** ENTRIES SUPPLIED **
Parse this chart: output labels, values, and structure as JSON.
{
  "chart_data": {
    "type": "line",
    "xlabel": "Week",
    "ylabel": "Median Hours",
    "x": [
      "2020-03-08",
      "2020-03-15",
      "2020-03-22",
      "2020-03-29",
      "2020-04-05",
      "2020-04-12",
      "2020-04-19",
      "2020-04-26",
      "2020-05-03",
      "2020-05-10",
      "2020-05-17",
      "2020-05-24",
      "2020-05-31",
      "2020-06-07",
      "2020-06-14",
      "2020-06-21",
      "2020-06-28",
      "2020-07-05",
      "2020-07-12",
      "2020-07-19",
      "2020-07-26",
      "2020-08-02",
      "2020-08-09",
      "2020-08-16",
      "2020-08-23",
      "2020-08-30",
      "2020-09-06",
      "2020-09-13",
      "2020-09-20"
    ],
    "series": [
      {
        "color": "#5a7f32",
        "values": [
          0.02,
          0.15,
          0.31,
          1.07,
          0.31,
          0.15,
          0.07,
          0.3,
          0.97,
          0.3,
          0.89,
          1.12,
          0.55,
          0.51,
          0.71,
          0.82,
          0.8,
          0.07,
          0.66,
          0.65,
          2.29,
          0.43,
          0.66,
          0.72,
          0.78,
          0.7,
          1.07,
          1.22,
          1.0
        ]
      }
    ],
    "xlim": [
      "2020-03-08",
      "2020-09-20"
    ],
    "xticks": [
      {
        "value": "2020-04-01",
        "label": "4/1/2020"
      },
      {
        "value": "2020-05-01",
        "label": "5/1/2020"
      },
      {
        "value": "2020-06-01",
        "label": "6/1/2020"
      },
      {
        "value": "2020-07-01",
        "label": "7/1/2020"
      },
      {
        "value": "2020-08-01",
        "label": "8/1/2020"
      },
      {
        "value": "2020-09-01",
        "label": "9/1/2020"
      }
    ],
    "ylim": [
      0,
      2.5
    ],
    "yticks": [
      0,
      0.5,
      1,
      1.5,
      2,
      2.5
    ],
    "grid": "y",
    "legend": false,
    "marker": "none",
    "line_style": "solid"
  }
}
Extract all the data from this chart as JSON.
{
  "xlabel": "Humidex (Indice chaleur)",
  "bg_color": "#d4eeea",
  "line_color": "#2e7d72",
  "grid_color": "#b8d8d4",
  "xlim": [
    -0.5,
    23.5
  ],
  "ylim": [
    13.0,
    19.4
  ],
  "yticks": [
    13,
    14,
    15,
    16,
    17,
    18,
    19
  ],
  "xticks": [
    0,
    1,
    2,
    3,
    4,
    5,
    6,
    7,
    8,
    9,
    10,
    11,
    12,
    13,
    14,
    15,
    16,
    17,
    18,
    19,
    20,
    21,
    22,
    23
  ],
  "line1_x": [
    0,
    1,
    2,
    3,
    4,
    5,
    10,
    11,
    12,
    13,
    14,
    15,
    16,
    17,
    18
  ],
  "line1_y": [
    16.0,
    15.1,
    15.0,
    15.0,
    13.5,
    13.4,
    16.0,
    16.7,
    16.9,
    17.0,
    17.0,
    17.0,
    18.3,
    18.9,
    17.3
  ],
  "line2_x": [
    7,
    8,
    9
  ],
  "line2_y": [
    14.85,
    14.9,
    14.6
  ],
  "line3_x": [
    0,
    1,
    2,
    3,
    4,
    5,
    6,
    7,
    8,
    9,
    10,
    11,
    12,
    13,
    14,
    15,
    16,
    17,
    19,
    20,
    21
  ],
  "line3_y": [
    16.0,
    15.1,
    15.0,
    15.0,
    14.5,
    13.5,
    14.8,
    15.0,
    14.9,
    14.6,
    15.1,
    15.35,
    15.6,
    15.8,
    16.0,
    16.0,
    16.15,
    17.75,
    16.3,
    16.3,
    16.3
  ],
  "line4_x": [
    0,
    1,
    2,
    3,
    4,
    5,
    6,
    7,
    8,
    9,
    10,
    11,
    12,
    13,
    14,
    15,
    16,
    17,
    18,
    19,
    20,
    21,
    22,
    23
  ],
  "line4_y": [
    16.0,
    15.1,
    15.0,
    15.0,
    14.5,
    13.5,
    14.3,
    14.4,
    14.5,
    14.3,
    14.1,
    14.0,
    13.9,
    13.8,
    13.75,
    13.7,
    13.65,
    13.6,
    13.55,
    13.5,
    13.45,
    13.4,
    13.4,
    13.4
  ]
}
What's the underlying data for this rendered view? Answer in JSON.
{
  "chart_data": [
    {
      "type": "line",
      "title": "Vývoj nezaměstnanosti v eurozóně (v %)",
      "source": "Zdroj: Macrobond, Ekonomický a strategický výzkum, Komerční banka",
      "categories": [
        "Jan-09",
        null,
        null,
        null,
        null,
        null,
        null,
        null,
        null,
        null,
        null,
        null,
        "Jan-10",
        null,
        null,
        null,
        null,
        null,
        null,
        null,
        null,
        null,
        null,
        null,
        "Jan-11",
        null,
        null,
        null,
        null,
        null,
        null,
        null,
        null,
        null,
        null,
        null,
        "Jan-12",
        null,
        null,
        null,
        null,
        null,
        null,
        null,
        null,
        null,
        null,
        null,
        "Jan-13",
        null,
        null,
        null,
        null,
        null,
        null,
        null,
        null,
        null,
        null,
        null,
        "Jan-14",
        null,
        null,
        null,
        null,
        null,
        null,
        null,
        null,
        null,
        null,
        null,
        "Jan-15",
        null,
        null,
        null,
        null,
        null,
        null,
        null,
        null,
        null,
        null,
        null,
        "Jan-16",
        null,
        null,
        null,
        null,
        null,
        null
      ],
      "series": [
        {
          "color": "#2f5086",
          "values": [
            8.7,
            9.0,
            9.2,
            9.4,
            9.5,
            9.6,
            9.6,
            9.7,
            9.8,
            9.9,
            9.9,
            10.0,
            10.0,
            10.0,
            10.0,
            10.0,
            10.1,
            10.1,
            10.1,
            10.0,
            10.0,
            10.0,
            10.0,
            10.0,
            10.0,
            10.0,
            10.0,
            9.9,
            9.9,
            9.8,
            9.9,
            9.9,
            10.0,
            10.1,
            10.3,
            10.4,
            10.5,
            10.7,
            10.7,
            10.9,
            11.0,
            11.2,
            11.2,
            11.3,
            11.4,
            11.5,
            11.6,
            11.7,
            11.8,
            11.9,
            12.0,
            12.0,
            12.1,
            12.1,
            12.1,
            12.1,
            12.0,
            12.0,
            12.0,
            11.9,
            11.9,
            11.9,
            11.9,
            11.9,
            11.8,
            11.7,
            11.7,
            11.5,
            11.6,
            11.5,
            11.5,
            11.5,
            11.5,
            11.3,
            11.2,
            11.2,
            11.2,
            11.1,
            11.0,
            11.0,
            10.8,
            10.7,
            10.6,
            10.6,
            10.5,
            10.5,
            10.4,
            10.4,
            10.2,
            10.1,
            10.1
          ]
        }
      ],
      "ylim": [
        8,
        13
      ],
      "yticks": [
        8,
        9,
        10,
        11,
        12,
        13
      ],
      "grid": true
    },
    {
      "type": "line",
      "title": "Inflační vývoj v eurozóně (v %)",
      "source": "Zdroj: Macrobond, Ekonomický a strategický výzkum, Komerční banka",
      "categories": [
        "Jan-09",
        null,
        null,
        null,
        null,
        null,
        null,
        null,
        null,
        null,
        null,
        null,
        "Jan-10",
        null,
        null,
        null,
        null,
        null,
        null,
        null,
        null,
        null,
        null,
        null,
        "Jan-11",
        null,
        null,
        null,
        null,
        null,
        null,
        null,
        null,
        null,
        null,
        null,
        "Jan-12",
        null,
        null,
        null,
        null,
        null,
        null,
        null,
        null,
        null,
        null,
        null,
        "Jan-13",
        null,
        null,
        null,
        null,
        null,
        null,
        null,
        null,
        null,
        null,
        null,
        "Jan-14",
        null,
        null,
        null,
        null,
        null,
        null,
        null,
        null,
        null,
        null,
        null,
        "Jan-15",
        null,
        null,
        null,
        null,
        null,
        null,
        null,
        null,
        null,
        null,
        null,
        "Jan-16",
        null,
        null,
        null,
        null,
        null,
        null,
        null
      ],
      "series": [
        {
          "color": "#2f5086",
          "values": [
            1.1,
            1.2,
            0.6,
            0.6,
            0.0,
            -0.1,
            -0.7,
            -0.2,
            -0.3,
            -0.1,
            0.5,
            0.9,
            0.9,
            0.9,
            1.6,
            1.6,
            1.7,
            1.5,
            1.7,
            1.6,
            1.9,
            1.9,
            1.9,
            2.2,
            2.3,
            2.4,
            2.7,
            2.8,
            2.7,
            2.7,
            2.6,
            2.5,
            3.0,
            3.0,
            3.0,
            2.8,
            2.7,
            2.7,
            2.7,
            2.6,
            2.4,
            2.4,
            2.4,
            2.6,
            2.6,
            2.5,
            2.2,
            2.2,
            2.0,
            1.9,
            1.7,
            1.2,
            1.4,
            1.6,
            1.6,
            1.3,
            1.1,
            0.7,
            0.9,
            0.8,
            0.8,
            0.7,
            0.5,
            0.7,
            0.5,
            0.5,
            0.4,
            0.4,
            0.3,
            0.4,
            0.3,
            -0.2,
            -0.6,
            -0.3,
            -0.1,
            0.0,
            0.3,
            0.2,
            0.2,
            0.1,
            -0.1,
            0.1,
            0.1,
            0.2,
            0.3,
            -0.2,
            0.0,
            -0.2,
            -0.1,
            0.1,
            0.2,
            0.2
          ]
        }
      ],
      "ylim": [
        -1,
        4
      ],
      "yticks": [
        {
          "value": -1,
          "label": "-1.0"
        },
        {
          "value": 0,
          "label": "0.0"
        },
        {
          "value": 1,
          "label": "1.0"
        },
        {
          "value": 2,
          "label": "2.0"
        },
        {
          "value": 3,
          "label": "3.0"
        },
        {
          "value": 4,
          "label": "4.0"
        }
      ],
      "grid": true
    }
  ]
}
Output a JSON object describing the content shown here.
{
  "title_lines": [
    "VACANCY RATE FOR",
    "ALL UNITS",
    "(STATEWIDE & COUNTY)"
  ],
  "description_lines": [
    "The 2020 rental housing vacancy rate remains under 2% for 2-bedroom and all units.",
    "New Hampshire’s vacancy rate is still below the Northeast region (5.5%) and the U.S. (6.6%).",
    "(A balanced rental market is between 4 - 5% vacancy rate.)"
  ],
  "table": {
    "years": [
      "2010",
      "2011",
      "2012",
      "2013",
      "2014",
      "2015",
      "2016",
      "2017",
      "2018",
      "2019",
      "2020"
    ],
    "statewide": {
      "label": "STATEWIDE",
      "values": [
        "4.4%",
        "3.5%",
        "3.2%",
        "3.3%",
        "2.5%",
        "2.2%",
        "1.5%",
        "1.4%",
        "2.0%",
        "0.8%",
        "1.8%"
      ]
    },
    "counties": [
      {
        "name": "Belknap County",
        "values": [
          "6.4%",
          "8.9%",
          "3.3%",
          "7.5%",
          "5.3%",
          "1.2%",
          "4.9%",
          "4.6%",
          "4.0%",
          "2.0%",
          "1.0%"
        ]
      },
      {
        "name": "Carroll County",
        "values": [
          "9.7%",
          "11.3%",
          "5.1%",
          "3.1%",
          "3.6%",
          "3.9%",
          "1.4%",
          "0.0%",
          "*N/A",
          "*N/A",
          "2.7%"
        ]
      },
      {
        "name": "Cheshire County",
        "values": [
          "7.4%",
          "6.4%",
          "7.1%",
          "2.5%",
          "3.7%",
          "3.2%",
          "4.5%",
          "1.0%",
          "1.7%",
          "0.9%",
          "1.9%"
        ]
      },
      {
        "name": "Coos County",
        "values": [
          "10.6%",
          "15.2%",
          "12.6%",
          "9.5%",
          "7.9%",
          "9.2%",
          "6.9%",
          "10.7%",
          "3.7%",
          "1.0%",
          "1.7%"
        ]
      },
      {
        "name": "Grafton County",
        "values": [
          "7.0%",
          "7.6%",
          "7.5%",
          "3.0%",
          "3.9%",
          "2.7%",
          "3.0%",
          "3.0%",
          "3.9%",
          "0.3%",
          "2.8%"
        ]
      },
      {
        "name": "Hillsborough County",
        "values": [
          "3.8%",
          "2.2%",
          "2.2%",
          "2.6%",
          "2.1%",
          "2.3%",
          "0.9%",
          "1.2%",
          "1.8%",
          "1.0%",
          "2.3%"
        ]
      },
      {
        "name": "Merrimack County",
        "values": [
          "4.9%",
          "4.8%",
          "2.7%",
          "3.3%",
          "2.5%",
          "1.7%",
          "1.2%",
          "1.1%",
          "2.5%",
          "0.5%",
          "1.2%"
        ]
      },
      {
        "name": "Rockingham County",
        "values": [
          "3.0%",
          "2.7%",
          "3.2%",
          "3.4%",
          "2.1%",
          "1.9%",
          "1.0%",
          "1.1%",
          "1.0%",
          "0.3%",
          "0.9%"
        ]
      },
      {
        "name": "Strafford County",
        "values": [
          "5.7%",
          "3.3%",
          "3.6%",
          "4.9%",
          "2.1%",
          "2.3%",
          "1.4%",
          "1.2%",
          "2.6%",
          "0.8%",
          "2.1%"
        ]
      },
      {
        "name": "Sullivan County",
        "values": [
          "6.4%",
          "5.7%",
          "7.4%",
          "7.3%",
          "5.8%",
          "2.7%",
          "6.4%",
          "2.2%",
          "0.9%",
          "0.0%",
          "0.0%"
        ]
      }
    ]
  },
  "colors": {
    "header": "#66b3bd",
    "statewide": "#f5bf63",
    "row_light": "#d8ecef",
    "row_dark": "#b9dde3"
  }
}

** AIM OF THE TASK **
Copy each line of the listing that holds the word "this".

** FULL OUTPUT **
Parse this chart: output labels, values, and structure as JSON.
Extract all the data from this chart as JSON.
What's the underlying data for this rendered view? Answer in JSON.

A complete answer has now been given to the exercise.